[Entries supplied start]
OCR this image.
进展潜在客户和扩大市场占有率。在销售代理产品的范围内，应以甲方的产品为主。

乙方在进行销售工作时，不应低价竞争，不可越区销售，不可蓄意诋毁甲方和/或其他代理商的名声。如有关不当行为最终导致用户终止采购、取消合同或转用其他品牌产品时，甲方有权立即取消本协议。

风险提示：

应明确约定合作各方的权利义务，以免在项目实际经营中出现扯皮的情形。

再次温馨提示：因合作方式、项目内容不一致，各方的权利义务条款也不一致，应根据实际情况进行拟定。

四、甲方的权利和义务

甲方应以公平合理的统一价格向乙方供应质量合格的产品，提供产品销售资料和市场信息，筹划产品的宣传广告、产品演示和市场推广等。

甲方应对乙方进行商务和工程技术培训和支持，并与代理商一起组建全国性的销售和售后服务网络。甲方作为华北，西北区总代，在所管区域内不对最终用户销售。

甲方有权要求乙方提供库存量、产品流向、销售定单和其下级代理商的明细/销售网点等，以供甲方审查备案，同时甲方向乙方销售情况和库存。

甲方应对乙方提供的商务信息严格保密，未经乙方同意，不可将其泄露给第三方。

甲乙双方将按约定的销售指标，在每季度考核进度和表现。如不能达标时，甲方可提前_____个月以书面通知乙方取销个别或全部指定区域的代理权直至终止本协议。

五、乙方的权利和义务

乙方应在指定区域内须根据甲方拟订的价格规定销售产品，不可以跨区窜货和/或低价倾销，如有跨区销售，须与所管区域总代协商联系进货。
[Entries supplied end]
Written problem:
Every record shown above should be written out again exactly.

Response to the exercise:
OCR this image.
进展潜在客户和扩大市场占有率。在销售代理产品的范围内，应以甲方的产品为主。

乙方在进行销售工作时，不应低价竞争，不可越区销售，不可蓄意诋毁甲方和/或其他代理商的名声。如有关不当行为最终导致用户终止采购、取消合同或转用其他品牌产品时，甲方有权立即取消本协议。

风险提示：

应明确约定合作各方的权利义务，以免在项目实际经营中出现扯皮的情形。

再次温馨提示：因合作方式、项目内容不一致，各方的权利义务条款也不一致，应根据实际情况进行拟定。

四、甲方的权利和义务

甲方应以公平合理的统一价格向乙方供应质量合格的产品，提供产品销售资料和市场信息，筹划产品的宣传广告、产品演示和市场推广等。

甲方应对乙方进行商务和工程技术培训和支持，并与代理商一起组建全国性的销售和售后服务网络。甲方作为华北，西北区总代，在所管区域内不对最终用户销售。

甲方有权要求乙方提供库存量、产品流向、销售定单和其下级代理商的明细/销售网点等，以供甲方审查备案，同时甲方向乙方销售情况和库存。

甲方应对乙方提供的商务信息严格保密，未经乙方同意，不可将其泄露给第三方。

甲乙双方将按约定的销售指标，在每季度考核进度和表现。如不能达标时，甲方可提前_____个月以书面通知乙方取销个别或全部指定区域的代理权直至终止本协议。

五、乙方的权利和义务

乙方应在指定区域内须根据甲方拟订的价格规定销售产品，不可以跨区窜货和/或低价倾销，如有跨区销售，须与所管区域总代协商联系进货。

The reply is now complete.